| Do this |
Type the records out again in full, exactly.

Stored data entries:

------------------------------------------------------------

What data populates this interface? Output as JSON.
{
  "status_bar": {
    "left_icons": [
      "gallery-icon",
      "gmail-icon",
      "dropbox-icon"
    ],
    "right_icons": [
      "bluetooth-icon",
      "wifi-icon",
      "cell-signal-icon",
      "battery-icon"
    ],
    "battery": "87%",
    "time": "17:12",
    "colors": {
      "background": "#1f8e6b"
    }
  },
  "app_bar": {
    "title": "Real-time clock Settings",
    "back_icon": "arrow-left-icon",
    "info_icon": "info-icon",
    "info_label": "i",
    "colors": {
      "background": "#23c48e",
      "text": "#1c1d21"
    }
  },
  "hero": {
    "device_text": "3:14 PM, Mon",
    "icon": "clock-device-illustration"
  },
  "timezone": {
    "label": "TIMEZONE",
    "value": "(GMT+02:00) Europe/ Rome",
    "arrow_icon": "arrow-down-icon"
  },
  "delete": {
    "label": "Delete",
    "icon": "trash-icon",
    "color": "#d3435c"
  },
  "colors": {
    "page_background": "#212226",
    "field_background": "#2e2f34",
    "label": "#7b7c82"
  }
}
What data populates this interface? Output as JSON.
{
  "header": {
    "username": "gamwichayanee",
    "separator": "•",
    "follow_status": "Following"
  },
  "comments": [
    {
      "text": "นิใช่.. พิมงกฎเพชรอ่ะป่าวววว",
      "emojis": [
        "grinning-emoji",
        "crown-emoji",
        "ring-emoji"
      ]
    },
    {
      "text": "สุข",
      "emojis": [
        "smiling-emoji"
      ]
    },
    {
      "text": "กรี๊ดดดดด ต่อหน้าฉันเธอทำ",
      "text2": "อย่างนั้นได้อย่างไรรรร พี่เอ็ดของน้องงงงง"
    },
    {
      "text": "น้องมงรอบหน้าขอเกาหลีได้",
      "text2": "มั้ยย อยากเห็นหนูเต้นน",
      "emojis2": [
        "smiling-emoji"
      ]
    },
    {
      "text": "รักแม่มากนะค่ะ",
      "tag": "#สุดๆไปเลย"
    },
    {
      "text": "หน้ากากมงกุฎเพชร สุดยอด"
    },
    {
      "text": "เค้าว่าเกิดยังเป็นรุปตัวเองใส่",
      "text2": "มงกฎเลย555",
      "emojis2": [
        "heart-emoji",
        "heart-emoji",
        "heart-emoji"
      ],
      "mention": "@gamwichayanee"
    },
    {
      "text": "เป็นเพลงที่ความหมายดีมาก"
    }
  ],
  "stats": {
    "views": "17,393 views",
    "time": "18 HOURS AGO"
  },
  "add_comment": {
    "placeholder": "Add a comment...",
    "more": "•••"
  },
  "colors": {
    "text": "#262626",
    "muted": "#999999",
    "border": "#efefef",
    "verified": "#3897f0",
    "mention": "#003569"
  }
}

------------------------------------------------------------

| Completed exercise |
What data populates this interface? Output as JSON.
{
  "status_bar": {
    "left_icons": [
      "gallery-icon",
      "gmail-icon",
      "dropbox-icon"
    ],
    "right_icons": [
      "bluetooth-icon",
      "wifi-icon",
      "cell-signal-icon",
      "battery-icon"
    ],
    "battery": "87%",
    "time": "17:12",
    "colors": {
      "background": "#1f8e6b"
    }
  },
  "app_bar": {
    "title": "Real-time clock Settings",
    "back_icon": "arrow-left-icon",
    "info_icon": "info-icon",
    "info_label": "i",
    "colors": {
      "background": "#23c48e",
      "text": "#1c1d21"
    }
  },
  "hero": {
    "device_text": "3:14 PM, Mon",
    "icon": "clock-device-illustration"
  },
  "timezone": {
    "label": "TIMEZONE",
    "value": "(GMT+02:00) Europe/ Rome",
    "arrow_icon": "arrow-down-icon"
  },
  "delete": {
    "label": "Delete",
    "icon": "trash-icon",
    "color": "#d3435c"
  },
  "colors": {
    "page_background": "#212226",
    "field_background": "#2e2f34",
    "label": "#7b7c82"
  }
}
What data populates this interface? Output as JSON.
{
  "header": {
    "username": "gamwichayanee",
    "separator": "•",
    "follow_status": "Following"
  },
  "comments": [
    {
      "text": "นิใช่.. พิมงกฎเพชรอ่ะป่าวววว",
      "emojis": [
        "grinning-emoji",
        "crown-emoji",
        "ring-emoji"
      ]
    },
    {
      "text": "สุข",
      "emojis": [
        "smiling-emoji"
      ]
    },
    {
      "text": "กรี๊ดดดดด ต่อหน้าฉันเธอทำ",
      "text2": "อย่างนั้นได้อย่างไรรรร พี่เอ็ดของน้องงงงง"
    },
    {
      "text": "น้องมงรอบหน้าขอเกาหลีได้",
      "text2": "มั้ยย อยากเห็นหนูเต้นน",
      "emojis2": [
        "smiling-emoji"
      ]
    },
    {
      "text": "รักแม่มากนะค่ะ",
      "tag": "#สุดๆไปเลย"
    },
    {
      "text": "หน้ากากมงกุฎเพชร สุดยอด"
    },
    {
      "text": "เค้าว่าเกิดยังเป็นรุปตัวเองใส่",
      "text2": "มงกฎเลย555",
      "emojis2": [
        "heart-emoji",
        "heart-emoji",
        "heart-emoji"
      ],
      "mention": "@gamwichayanee"
    },
    {
      "text": "เป็นเพลงที่ความหมายดีมาก"
    }
  ],
  "stats": {
    "views": "17,393 views",
    "time": "18 HOURS AGO"
  },
  "add_comment": {
    "placeholder": "Add a comment...",
    "more": "•••"
  },
  "colors": {
    "text": "#262626",
    "muted": "#999999",
    "border": "#efefef",
    "verified": "#3897f0",
    "mention": "#003569"
  }
}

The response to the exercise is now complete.